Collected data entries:
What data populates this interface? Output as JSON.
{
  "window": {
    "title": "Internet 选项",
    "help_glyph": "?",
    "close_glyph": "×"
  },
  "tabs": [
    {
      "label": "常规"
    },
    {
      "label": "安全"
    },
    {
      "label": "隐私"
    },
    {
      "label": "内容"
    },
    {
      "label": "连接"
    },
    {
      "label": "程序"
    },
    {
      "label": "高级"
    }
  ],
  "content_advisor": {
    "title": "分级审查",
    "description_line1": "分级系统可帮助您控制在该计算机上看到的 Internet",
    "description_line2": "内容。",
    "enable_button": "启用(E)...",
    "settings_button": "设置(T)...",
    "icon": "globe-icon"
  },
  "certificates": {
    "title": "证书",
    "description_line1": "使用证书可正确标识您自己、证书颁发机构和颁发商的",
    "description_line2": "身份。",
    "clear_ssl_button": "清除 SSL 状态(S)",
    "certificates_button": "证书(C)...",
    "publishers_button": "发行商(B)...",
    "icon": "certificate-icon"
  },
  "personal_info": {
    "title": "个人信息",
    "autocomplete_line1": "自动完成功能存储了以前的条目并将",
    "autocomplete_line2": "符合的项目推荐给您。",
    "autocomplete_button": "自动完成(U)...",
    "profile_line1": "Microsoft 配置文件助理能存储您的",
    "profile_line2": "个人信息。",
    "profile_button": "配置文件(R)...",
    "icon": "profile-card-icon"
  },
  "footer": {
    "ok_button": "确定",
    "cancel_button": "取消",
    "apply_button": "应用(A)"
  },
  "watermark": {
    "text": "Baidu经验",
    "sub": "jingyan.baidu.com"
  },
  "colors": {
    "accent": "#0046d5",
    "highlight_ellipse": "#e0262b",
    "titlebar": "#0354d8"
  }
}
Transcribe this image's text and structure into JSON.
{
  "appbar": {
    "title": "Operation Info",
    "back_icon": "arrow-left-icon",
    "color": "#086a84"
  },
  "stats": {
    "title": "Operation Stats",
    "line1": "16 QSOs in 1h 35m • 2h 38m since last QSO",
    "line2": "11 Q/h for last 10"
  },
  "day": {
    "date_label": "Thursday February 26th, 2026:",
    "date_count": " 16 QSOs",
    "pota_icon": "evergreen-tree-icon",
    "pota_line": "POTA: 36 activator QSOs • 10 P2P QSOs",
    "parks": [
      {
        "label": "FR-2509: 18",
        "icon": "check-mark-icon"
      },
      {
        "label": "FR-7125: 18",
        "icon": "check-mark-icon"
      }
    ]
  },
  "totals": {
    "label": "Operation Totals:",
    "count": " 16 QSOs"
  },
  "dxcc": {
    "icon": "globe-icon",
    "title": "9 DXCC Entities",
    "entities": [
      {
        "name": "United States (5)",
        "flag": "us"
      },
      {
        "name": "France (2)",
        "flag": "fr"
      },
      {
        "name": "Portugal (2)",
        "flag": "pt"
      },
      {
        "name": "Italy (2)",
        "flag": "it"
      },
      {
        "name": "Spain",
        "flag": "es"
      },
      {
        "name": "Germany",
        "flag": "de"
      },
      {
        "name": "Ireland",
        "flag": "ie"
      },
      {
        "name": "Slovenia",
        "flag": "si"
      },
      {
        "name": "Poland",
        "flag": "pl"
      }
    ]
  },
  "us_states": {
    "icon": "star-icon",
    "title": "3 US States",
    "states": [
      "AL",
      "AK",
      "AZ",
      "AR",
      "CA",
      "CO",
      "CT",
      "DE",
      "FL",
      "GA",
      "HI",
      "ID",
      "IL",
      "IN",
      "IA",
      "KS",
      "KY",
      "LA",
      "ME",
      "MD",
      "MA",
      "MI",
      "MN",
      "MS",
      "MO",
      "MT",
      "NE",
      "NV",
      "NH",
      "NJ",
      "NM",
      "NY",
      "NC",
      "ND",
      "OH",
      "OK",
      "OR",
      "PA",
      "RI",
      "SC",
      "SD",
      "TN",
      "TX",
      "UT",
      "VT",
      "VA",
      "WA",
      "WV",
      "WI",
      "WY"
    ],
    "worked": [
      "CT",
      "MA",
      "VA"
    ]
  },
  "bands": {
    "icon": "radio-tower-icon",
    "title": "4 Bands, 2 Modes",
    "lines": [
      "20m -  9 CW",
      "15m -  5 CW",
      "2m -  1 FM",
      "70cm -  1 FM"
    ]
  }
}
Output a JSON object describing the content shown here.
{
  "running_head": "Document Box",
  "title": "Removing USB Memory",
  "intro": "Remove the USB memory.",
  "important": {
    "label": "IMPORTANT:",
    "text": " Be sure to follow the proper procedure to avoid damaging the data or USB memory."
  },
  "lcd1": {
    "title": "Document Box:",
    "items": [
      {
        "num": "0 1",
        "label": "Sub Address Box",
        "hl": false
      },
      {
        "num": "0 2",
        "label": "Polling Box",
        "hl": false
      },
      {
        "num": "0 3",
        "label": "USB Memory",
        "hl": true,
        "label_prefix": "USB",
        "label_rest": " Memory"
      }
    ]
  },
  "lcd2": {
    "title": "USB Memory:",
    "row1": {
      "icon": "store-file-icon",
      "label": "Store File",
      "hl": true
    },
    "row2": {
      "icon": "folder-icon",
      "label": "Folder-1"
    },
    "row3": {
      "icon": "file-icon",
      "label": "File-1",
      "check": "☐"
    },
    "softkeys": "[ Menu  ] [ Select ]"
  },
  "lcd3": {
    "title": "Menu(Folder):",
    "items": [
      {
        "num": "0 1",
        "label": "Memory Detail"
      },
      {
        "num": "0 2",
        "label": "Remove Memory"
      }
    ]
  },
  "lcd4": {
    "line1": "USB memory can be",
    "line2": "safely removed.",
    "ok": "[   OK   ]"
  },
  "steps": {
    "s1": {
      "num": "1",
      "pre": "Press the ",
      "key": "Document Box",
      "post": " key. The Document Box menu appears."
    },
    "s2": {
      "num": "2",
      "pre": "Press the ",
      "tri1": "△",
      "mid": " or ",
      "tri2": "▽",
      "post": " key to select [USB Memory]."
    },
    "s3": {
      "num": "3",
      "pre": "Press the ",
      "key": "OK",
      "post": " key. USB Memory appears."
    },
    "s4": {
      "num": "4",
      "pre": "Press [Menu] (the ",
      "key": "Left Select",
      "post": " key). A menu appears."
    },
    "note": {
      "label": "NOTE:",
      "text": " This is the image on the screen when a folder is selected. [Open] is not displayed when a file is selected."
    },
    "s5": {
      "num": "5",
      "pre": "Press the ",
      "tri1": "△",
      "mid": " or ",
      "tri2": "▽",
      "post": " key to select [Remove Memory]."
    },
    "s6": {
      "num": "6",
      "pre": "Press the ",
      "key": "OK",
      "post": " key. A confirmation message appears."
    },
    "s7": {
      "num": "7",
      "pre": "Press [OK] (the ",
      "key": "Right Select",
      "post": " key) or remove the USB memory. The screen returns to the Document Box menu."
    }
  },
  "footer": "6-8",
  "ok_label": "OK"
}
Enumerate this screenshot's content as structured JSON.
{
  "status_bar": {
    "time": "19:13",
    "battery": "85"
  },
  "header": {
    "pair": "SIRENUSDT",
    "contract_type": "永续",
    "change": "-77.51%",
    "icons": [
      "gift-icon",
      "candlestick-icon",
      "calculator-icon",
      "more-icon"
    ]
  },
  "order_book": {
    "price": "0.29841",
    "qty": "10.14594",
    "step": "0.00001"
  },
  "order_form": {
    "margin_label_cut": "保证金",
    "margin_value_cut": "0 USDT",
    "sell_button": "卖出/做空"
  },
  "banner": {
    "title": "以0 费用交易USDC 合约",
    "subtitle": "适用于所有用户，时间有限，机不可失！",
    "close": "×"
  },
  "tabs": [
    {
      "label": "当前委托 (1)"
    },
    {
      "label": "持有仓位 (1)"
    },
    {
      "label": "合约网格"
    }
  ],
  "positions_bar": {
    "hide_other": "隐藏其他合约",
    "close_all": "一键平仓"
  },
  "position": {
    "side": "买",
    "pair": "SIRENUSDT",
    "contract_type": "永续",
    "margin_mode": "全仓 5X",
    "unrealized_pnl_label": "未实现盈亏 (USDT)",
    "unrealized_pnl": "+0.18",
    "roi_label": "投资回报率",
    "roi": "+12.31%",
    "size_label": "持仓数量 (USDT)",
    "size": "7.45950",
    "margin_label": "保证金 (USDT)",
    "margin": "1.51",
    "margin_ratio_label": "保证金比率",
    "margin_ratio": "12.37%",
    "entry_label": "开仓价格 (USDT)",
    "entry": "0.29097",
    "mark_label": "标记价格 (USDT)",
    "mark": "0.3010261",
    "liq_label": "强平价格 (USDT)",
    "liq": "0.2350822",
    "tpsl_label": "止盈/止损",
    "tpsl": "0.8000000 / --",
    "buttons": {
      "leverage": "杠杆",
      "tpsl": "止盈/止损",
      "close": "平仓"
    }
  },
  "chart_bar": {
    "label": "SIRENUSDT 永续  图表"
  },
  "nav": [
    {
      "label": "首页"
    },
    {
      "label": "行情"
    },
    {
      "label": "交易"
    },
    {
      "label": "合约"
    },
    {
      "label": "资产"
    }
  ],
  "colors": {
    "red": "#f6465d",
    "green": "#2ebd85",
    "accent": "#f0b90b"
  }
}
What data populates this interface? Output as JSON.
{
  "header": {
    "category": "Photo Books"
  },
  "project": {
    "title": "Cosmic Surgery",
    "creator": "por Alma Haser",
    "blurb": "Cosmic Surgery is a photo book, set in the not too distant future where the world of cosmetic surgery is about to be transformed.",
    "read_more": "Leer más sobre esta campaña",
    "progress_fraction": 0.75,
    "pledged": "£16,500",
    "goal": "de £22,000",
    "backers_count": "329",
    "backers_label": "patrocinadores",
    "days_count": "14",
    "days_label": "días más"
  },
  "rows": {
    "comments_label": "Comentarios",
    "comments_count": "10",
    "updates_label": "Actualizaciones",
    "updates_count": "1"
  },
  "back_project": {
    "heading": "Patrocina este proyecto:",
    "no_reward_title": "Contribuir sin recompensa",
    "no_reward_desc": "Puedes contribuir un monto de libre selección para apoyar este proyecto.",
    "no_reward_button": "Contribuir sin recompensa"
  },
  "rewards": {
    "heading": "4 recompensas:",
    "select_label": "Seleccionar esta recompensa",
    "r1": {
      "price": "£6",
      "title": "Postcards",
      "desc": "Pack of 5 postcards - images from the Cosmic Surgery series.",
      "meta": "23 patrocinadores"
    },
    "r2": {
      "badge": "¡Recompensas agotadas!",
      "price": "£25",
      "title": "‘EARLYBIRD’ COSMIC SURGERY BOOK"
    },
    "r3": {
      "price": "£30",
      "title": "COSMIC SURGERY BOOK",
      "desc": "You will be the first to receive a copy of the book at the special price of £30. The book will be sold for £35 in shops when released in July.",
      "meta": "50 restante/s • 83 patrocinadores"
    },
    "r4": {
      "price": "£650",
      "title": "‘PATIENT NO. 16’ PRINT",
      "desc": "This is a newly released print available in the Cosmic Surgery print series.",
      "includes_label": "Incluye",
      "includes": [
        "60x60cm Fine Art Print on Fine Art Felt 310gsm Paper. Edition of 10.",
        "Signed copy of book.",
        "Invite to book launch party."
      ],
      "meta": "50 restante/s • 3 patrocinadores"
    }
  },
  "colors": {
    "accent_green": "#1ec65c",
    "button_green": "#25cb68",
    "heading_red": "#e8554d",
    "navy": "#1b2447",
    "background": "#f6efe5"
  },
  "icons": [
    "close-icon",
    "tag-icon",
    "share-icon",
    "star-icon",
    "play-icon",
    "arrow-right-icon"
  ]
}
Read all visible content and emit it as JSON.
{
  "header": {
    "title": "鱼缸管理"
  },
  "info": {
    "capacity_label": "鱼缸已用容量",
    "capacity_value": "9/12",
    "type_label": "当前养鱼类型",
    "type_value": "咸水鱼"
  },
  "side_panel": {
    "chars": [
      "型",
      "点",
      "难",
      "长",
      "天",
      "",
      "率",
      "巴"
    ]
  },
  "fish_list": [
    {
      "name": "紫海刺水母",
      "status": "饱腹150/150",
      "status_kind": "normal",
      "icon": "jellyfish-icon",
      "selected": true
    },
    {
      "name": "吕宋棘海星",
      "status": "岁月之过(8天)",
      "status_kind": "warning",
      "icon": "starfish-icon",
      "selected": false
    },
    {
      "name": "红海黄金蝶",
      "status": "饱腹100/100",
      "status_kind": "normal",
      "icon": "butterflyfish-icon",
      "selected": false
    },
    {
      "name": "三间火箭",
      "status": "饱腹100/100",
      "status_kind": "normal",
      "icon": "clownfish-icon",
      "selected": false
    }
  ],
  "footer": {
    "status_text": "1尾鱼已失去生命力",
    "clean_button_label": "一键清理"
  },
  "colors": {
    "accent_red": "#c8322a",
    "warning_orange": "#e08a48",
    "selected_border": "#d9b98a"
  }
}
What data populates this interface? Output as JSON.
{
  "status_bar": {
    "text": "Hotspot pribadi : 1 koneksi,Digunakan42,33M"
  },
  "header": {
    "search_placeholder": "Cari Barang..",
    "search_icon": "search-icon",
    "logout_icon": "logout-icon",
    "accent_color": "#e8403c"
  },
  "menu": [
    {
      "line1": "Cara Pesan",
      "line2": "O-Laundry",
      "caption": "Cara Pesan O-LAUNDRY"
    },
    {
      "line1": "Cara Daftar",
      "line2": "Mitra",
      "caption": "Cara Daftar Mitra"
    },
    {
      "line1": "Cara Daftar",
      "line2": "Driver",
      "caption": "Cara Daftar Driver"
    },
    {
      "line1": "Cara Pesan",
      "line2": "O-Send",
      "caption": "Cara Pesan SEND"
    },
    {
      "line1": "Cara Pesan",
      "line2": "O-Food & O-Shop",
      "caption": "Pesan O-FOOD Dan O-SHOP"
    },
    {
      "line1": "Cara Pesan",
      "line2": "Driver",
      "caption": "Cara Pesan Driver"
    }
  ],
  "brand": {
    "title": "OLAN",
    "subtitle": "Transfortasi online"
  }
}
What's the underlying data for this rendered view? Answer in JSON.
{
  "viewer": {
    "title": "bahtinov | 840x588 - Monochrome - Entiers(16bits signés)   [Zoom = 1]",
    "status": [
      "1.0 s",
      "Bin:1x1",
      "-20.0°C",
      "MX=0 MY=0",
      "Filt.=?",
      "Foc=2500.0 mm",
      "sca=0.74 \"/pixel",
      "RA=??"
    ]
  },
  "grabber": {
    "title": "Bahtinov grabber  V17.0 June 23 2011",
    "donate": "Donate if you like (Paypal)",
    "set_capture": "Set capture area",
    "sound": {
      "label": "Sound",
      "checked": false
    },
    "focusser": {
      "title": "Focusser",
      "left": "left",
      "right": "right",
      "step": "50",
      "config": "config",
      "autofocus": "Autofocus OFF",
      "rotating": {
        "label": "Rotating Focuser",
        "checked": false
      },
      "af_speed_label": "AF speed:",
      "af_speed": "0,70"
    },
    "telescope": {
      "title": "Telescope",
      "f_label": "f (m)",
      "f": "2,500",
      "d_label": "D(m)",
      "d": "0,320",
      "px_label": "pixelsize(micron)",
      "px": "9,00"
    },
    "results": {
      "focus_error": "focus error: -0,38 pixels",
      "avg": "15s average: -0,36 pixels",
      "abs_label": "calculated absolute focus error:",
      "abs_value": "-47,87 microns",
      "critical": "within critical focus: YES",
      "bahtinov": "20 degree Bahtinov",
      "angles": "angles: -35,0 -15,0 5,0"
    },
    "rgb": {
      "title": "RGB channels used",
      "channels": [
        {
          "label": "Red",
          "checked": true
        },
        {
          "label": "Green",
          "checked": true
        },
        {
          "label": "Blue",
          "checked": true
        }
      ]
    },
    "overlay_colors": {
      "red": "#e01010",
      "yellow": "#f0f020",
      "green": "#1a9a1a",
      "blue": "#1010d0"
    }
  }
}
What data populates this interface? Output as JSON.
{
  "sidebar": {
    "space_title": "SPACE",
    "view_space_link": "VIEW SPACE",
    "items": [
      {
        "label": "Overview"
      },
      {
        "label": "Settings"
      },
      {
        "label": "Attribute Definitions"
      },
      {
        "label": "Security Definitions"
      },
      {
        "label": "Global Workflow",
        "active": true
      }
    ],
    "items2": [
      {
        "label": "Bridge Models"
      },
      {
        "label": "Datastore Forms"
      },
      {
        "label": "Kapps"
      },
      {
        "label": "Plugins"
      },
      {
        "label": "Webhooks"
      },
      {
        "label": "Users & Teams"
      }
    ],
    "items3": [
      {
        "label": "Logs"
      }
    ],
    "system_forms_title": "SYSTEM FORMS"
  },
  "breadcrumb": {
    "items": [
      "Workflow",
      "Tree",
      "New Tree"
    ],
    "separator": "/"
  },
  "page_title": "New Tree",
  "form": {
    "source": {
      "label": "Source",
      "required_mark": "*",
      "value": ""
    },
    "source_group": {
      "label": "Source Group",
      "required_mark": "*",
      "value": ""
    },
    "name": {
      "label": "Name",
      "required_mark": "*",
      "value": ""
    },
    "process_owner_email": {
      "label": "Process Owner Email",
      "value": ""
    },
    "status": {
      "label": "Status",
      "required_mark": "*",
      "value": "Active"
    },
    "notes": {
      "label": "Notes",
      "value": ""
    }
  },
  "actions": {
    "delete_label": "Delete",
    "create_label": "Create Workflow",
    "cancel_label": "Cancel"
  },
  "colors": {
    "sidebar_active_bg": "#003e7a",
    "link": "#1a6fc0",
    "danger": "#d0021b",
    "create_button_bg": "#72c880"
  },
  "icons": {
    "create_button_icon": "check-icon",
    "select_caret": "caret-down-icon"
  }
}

[DIRECTIVE] Scan the data for the word "price" and copy every line where it shows up.

[RESPONSE TO THE TASK]
    "price": "0.29841",
      "price": "£6",
      "price": "£25",
      "price": "£30",
      "desc": "You will be the first to receive a copy of the book at the special price of £30. The book will be sold for £35 in shops when released in July.",
      "price": "£650",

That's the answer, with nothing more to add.